* begin Data *

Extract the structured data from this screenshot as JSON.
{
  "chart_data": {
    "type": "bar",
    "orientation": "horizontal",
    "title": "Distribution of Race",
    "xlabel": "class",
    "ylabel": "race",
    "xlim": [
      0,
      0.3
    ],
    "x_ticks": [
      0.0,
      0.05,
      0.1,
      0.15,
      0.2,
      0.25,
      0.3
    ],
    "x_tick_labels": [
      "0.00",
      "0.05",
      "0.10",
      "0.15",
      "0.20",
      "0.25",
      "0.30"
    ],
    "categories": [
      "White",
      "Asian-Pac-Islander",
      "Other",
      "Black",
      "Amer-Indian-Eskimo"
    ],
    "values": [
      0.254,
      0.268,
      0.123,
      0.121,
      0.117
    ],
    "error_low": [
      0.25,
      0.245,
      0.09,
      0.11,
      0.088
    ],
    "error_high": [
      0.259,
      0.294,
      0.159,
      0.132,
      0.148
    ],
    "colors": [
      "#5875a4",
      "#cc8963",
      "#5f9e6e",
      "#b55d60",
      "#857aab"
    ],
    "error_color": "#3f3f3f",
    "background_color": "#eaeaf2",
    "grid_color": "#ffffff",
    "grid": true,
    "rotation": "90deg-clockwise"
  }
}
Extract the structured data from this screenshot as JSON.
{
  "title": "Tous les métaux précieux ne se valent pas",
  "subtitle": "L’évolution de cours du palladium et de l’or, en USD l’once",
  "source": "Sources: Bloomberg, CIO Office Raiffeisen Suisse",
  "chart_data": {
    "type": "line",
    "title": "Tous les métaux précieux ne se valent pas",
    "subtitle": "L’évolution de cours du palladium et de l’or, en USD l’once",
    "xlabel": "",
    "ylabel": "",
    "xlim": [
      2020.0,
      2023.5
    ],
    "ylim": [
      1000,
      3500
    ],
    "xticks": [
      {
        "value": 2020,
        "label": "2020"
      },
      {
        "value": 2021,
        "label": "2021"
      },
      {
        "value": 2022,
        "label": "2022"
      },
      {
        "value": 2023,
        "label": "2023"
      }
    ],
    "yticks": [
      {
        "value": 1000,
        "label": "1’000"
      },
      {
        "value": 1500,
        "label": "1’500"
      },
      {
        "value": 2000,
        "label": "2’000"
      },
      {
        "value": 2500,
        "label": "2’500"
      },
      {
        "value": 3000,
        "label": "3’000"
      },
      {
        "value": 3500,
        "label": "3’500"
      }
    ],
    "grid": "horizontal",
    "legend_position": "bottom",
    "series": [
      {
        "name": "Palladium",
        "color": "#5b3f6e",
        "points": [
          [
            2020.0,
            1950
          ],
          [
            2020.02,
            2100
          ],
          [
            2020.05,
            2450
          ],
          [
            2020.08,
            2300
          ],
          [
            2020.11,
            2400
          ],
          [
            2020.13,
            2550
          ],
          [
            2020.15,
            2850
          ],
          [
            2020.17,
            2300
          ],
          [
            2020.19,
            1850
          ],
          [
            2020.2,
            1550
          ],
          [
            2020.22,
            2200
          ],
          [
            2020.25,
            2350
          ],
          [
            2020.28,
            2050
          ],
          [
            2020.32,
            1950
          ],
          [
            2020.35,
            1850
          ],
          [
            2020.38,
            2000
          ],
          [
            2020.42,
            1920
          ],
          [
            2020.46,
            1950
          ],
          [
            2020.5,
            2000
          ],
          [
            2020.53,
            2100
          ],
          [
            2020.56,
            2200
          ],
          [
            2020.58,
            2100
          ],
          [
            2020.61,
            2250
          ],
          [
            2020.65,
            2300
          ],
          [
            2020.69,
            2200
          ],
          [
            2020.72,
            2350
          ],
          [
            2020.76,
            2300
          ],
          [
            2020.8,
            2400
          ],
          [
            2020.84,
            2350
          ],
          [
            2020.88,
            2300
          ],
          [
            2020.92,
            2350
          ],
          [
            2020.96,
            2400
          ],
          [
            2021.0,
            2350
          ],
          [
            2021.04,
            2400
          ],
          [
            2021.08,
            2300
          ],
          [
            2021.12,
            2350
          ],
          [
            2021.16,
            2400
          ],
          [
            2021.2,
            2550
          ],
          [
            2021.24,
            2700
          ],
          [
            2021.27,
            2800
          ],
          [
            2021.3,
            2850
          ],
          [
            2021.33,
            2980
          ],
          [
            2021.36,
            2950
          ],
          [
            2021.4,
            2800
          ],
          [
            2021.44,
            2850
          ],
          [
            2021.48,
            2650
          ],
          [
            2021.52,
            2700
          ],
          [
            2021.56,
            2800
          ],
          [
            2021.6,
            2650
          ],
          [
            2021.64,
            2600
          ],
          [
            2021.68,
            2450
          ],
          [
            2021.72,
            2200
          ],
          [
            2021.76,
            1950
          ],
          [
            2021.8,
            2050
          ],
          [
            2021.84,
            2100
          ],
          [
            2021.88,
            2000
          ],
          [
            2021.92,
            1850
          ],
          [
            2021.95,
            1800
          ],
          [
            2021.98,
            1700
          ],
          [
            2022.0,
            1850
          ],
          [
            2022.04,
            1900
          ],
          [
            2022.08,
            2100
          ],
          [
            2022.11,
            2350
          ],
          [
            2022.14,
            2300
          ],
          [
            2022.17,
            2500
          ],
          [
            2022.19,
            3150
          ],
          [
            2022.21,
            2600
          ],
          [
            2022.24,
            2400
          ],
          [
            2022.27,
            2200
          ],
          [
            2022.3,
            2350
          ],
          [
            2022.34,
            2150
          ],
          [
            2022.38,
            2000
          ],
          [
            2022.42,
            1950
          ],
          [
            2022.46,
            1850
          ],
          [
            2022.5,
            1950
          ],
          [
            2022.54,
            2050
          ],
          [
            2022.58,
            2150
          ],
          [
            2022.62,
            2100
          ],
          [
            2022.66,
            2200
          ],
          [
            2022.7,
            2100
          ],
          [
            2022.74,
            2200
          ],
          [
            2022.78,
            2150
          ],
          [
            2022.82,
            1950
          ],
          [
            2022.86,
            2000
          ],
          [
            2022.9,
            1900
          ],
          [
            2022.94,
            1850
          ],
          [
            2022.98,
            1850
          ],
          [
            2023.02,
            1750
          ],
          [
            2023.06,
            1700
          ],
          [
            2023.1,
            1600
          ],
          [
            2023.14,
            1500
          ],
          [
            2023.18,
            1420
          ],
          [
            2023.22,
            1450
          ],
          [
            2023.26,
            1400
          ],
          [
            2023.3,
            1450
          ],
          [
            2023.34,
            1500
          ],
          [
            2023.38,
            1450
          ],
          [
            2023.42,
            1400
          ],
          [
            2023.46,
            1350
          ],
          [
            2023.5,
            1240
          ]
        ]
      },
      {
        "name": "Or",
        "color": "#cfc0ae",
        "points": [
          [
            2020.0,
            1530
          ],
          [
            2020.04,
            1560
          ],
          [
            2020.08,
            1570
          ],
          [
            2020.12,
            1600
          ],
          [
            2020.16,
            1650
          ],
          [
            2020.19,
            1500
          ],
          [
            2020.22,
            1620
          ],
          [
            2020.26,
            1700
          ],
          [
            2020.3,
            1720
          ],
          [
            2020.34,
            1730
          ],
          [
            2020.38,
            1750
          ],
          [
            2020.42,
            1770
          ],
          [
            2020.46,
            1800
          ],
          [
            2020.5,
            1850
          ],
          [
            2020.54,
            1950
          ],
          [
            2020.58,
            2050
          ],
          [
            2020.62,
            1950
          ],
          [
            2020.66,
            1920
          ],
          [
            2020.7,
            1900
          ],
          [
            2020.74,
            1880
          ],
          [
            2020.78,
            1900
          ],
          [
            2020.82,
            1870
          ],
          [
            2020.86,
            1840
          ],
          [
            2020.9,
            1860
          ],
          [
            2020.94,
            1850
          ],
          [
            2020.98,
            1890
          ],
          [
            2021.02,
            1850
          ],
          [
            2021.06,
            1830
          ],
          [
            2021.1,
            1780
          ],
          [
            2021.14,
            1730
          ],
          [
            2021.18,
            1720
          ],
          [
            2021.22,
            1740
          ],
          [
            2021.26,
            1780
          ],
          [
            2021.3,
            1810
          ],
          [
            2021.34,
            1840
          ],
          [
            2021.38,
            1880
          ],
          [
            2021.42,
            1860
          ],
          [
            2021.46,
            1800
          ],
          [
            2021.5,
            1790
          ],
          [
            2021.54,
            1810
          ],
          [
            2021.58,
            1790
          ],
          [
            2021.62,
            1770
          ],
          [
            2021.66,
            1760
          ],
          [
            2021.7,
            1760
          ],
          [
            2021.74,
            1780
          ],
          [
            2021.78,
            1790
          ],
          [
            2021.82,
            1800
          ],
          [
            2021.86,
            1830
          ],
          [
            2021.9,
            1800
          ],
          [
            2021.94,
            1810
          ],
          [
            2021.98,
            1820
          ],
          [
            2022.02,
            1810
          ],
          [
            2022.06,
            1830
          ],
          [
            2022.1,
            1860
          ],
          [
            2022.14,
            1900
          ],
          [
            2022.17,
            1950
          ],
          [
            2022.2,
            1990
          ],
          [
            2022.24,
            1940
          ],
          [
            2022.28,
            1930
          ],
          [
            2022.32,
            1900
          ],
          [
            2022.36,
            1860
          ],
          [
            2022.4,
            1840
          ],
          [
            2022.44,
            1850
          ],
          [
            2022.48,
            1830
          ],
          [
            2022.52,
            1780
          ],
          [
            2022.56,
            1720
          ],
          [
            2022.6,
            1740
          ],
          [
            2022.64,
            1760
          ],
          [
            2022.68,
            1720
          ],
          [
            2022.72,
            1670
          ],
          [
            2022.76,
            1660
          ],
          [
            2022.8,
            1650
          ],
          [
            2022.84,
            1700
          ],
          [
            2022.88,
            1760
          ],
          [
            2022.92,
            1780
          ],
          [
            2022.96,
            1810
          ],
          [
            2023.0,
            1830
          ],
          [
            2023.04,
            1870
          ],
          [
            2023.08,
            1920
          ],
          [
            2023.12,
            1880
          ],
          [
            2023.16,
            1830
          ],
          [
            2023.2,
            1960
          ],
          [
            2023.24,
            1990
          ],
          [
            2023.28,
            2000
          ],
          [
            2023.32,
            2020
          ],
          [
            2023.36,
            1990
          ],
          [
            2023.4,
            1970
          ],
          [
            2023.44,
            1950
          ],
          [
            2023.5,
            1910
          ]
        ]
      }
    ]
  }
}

* end Data *

▶ [Task] Using the listing above, gather each line that holds the string "cours" and copy it.

▶ [Response]
  "subtitle": "L’évolution de cours du palladium et de l’or, en USD l’once",
    "subtitle": "L’évolution de cours du palladium et de l’or, en USD l’once",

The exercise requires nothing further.